- BRIEF
The data below should be restated word for word, with every picture omitted.

= = = = = = =

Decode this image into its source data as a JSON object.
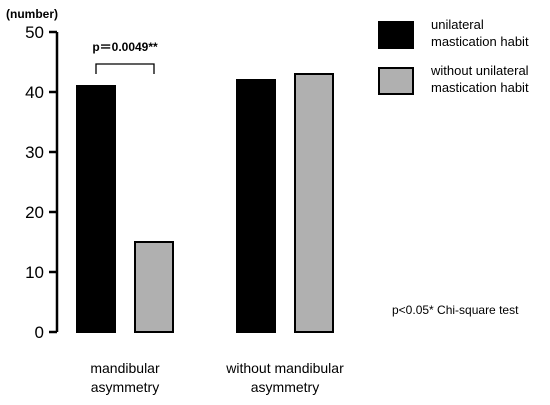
{
  "chart_data": {
    "type": "bar",
    "ylabel": "(number)",
    "ylim": [
      0,
      50
    ],
    "yticks": [
      0,
      10,
      20,
      30,
      40,
      50
    ],
    "categories": [
      [
        "mandibular",
        "asymmetry"
      ],
      [
        "without mandibular",
        "asymmetry"
      ]
    ],
    "series": [
      {
        "name": [
          "unilateral",
          "mastication habit"
        ],
        "color": "#000000",
        "values": [
          41,
          42
        ]
      },
      {
        "name": [
          "without unilateral",
          "mastication habit"
        ],
        "color": "#b0b0b0",
        "values": [
          15,
          43
        ]
      }
    ],
    "significance": {
      "category_index": 0,
      "label": "p＝0.0049**"
    },
    "test_note": "p<0.05* Chi-square test"
  }
}
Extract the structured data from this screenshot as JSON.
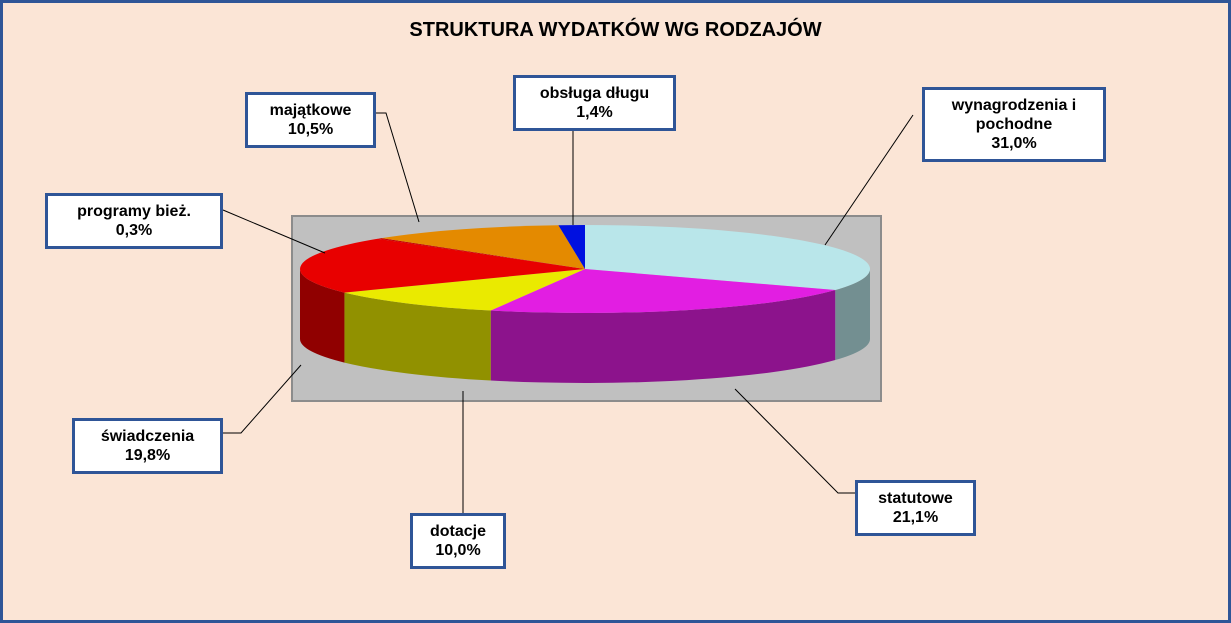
{
  "chart_data": {
    "type": "pie3d",
    "title": "STRUKTURA WYDATKÓW WG RODZAJÓW",
    "categories": [
      "wynagrodzenia i pochodne",
      "statutowe",
      "dotacje",
      "świadczenia",
      "programy bież.",
      "majątkowe",
      "obsługa długu"
    ],
    "values": [
      31.0,
      21.1,
      10.0,
      19.8,
      0.3,
      10.5,
      1.4
    ],
    "value_labels": [
      "31,0%",
      "21,1%",
      "10,0%",
      "19,8%",
      "0,3%",
      "10,5%",
      "1,4%"
    ],
    "colors": [
      "#b9e6ea",
      "#e21ee2",
      "#eaea00",
      "#e80000",
      "#c80000",
      "#e48a00",
      "#0010e0"
    ]
  }
}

= = = = = = =

- WORKED SOLUTION
Decode this image into its source data as a JSON object.
{
  "chart_data": {
    "type": "bar",
    "ylabel": "(number)",
    "ylim": [
      0,
      50
    ],
    "yticks": [
      0,
      10,
      20,
      30,
      40,
      50
    ],
    "categories": [
      [
        "mandibular",
        "asymmetry"
      ],
      [
        "without mandibular",
        "asymmetry"
      ]
    ],
    "series": [
      {
        "name": [
          "unilateral",
          "mastication habit"
        ],
        "color": "#000000",
        "values": [
          41,
          42
        ]
      },
      {
        "name": [
          "without unilateral",
          "mastication habit"
        ],
        "color": "#b0b0b0",
        "values": [
          15,
          43
        ]
      }
    ],
    "significance": {
      "category_index": 0,
      "label": "p＝0.0049**"
    },
    "test_note": "p<0.05* Chi-square test"
  }
}
Extract the structured data from this screenshot as JSON.
{
  "chart_data": {
    "type": "pie3d",
    "title": "STRUKTURA WYDATKÓW WG RODZAJÓW",
    "categories": [
      "wynagrodzenia i pochodne",
      "statutowe",
      "dotacje",
      "świadczenia",
      "programy bież.",
      "majątkowe",
      "obsługa długu"
    ],
    "values": [
      31.0,
      21.1,
      10.0,
      19.8,
      0.3,
      10.5,
      1.4
    ],
    "value_labels": [
      "31,0%",
      "21,1%",
      "10,0%",
      "19,8%",
      "0,3%",
      "10,5%",
      "1,4%"
    ],
    "colors": [
      "#b9e6ea",
      "#e21ee2",
      "#eaea00",
      "#e80000",
      "#c80000",
      "#e48a00",
      "#0010e0"
    ]
  }
}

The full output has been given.